**YOUR OBJECTIVE:** Everything in the data should be repeated exactly, save for the images.

**EXERCISE INPUT:**
┏━━

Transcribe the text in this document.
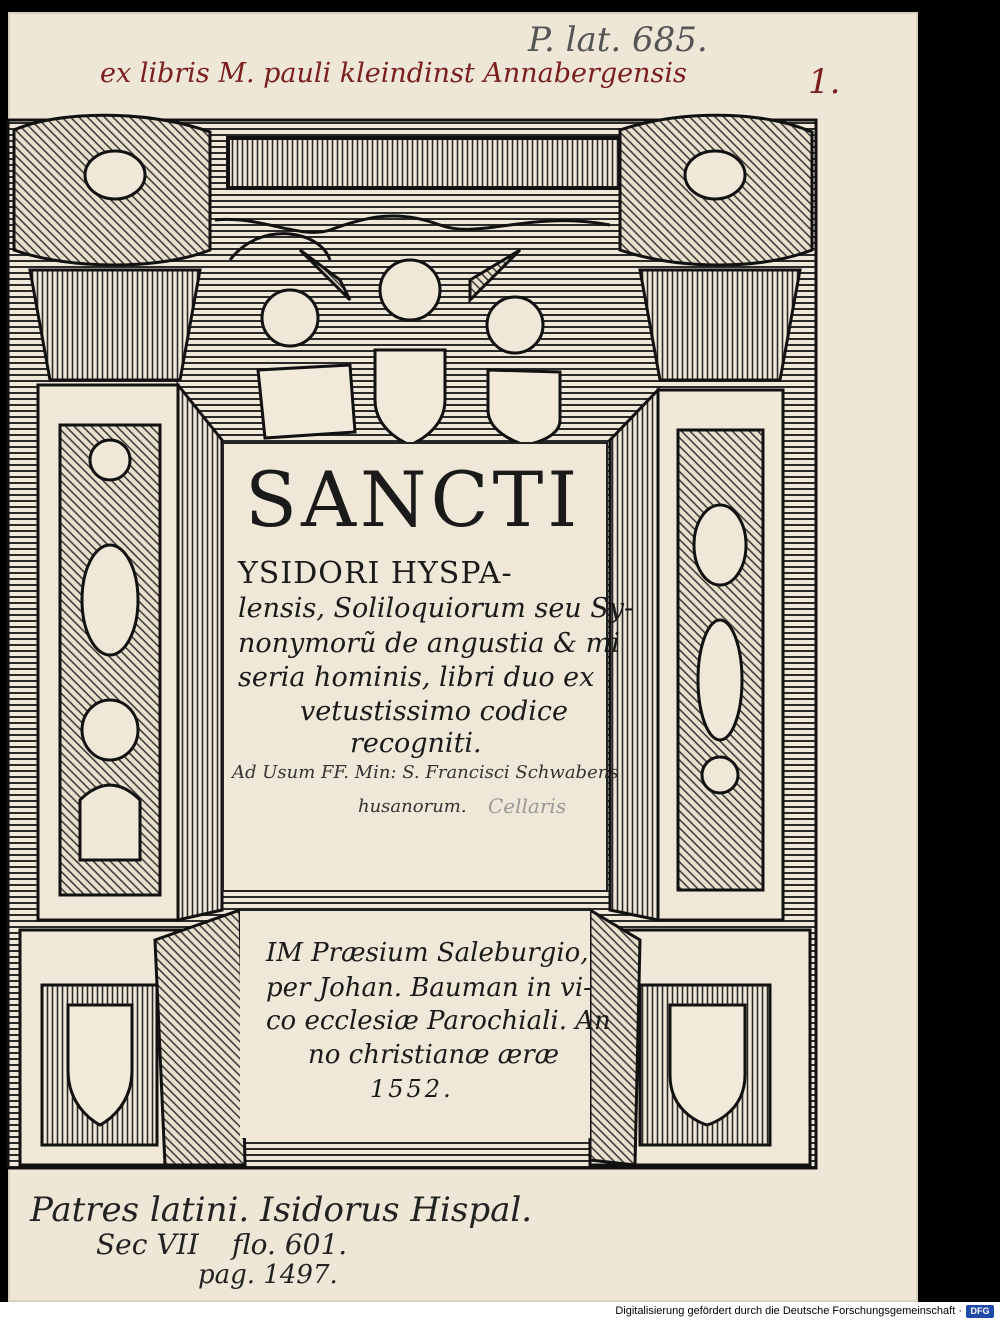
P. lat. 685.
ex libris M. pauli kleindinst Annabergensis	1.
SANCTI
YSIDORI HYSPA-
lensis, Soliloquiorum seu Sy-
nonymorũ de angustia & mi
seria hominis, libri duo ex
vetustissimo codice
recogniti.
Ad Usum FF. Min: S. Francisci Schwabens
husanorum. Cellaris
IM Præsium Saleburgio,
per Johan. Bauman in vi-
co ecclesiæ Parochiali. An
no christianæ æræ
1552.
Patres latini. Isidorus Hispal.
Sec VII flo. 601.
pag. 1497.
Digitalisierung gefördert durch die Deutsche Forschungsgemeinschaft · DFG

┗━━

**RESPONSE TO THE TASK:**
Transcribe the text in this document.
P. lat. 685.
ex libris M. pauli kleindinst Annabergensis	1.
SANCTI
YSIDORI HYSPA-
lensis, Soliloquiorum seu Sy-
nonymorũ de angustia & mi
seria hominis, libri duo ex
vetustissimo codice
recogniti.
Ad Usum FF. Min: S. Francisci Schwabens
husanorum. Cellaris
IM Præsium Saleburgio,
per Johan. Bauman in vi-
co ecclesiæ Parochiali. An
no christianæ æræ
1552.
Patres latini. Isidorus Hispal.
Sec VII flo. 601.
pag. 1497.
Digitalisierung gefördert durch die Deutsche Forschungsgemeinschaft · DFG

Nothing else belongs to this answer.